Records that describe figures:
###

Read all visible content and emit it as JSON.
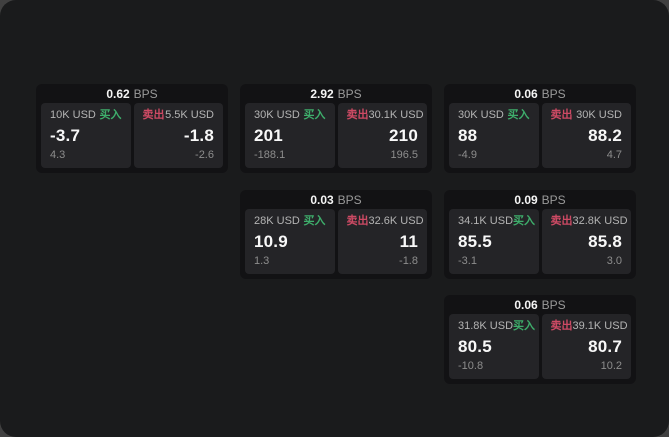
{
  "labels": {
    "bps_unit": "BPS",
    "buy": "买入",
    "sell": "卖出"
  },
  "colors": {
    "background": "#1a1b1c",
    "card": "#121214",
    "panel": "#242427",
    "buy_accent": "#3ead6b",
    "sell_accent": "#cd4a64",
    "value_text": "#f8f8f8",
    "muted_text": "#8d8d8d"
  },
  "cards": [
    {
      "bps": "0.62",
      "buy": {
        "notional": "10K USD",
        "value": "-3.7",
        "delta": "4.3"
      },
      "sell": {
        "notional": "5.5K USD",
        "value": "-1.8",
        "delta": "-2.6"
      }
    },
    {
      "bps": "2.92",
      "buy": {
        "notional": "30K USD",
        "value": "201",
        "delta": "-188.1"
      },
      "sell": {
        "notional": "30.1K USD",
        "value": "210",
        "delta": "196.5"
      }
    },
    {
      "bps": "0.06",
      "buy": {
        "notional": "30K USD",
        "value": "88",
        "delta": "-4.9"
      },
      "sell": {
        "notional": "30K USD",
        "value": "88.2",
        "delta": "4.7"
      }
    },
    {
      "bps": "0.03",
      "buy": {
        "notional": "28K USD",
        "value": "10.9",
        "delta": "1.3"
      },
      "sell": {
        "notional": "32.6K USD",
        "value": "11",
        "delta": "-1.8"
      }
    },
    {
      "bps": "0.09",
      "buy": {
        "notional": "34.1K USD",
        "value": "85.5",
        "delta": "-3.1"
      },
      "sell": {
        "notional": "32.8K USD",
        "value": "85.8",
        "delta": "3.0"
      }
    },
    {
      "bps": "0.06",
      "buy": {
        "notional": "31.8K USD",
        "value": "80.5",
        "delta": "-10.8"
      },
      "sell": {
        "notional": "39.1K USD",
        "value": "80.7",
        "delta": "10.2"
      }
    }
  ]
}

###

* **Work to complete**
Transcribe every line from the records above without alteration, and leave out the images.

* **Solution for this task**
Read all visible content and emit it as JSON.
{
  "labels": {
    "bps_unit": "BPS",
    "buy": "买入",
    "sell": "卖出"
  },
  "colors": {
    "background": "#1a1b1c",
    "card": "#121214",
    "panel": "#242427",
    "buy_accent": "#3ead6b",
    "sell_accent": "#cd4a64",
    "value_text": "#f8f8f8",
    "muted_text": "#8d8d8d"
  },
  "cards": [
    {
      "bps": "0.62",
      "buy": {
        "notional": "10K USD",
        "value": "-3.7",
        "delta": "4.3"
      },
      "sell": {
        "notional": "5.5K USD",
        "value": "-1.8",
        "delta": "-2.6"
      }
    },
    {
      "bps": "2.92",
      "buy": {
        "notional": "30K USD",
        "value": "201",
        "delta": "-188.1"
      },
      "sell": {
        "notional": "30.1K USD",
        "value": "210",
        "delta": "196.5"
      }
    },
    {
      "bps": "0.06",
      "buy": {
        "notional": "30K USD",
        "value": "88",
        "delta": "-4.9"
      },
      "sell": {
        "notional": "30K USD",
        "value": "88.2",
        "delta": "4.7"
      }
    },
    {
      "bps": "0.03",
      "buy": {
        "notional": "28K USD",
        "value": "10.9",
        "delta": "1.3"
      },
      "sell": {
        "notional": "32.6K USD",
        "value": "11",
        "delta": "-1.8"
      }
    },
    {
      "bps": "0.09",
      "buy": {
        "notional": "34.1K USD",
        "value": "85.5",
        "delta": "-3.1"
      },
      "sell": {
        "notional": "32.8K USD",
        "value": "85.8",
        "delta": "3.0"
      }
    },
    {
      "bps": "0.06",
      "buy": {
        "notional": "31.8K USD",
        "value": "80.5",
        "delta": "-10.8"
      },
      "sell": {
        "notional": "39.1K USD",
        "value": "80.7",
        "delta": "10.2"
      }
    }
  ]
}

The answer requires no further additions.